● SHORT EXERCISE:
Identify the lines containing the word "auch". Copy each one.

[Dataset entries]
Start
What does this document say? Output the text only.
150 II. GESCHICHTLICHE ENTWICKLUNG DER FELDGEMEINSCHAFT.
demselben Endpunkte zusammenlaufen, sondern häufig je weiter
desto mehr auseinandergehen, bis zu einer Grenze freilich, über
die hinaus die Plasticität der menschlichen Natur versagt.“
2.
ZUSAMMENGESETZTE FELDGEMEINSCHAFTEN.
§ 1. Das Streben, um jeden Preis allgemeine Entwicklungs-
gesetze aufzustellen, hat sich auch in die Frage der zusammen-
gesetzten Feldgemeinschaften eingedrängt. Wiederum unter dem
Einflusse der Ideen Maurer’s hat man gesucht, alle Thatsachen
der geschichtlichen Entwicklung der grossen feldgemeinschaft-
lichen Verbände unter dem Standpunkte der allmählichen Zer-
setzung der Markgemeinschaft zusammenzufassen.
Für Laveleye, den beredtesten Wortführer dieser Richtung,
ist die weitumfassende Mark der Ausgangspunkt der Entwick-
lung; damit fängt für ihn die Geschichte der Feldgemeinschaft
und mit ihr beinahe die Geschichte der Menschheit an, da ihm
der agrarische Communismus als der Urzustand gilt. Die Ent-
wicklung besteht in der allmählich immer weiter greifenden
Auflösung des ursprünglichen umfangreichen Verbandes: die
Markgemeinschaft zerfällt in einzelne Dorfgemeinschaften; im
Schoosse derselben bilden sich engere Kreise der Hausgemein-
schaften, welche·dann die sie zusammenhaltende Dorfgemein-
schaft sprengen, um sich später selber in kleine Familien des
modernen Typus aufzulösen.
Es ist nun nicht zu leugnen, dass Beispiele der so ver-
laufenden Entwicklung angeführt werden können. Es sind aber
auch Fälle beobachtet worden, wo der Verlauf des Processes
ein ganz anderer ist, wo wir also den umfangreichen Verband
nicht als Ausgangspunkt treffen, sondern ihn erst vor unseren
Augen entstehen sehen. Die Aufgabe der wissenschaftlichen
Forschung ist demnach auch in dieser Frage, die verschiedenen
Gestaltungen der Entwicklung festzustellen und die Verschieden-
End
● WRITTEN RESPONSE:
gesetze aufzustellen, hat sich auch in die Frage der zusammen-
auch Fälle beobachtet worden, wo der Verlauf des Processes
Forschung ist demnach auch in dieser Frage, die verschiedenen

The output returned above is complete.